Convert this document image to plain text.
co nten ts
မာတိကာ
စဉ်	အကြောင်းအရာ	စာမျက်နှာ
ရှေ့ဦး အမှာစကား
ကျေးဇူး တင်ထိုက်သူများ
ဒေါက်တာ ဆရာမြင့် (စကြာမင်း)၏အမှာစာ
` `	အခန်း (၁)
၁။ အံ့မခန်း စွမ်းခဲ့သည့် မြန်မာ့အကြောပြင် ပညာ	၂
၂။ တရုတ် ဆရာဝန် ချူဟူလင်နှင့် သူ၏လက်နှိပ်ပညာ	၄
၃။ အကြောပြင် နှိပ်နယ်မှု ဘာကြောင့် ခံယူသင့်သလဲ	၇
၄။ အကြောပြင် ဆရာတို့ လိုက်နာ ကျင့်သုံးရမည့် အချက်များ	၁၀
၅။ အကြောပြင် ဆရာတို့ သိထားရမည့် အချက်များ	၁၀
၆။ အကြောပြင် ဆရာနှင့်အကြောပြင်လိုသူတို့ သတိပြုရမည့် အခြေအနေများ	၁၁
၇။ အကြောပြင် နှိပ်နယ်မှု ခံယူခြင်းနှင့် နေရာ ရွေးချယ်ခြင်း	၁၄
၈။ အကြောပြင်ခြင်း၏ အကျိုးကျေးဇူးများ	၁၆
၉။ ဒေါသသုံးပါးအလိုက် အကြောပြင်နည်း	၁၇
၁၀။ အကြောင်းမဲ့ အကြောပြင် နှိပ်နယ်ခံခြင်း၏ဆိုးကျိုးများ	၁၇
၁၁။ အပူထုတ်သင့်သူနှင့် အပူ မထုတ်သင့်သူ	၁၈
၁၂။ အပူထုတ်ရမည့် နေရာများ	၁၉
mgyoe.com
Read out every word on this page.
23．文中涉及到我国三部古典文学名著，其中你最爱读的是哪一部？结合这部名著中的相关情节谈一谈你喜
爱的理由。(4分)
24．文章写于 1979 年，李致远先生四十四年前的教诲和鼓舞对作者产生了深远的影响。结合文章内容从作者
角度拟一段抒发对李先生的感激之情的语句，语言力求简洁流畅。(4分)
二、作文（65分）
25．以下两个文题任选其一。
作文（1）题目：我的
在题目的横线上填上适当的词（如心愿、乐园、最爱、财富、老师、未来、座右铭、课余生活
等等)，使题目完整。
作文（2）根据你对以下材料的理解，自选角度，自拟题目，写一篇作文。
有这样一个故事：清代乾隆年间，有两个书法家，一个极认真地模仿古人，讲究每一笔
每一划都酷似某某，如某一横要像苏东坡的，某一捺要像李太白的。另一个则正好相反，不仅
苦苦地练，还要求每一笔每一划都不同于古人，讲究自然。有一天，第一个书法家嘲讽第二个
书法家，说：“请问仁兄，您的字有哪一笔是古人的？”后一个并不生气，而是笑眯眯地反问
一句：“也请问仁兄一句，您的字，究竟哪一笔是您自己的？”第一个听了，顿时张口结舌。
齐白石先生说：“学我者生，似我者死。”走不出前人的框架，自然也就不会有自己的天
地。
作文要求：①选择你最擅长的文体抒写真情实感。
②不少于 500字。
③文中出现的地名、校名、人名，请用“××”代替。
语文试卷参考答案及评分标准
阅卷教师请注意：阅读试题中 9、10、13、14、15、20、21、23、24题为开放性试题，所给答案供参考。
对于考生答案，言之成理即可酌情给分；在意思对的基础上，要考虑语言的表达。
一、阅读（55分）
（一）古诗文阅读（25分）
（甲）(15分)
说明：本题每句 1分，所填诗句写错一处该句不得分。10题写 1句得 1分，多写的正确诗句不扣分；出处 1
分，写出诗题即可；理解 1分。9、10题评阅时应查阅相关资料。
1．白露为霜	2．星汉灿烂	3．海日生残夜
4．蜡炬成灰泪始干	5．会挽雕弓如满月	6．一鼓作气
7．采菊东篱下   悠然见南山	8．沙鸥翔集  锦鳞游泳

*-*-*

• _PROBLEM TO SOLVE_
Look through the records above and report how many lines hold the word "this", giving only the number.

• _WRITTEN ANSWER_
2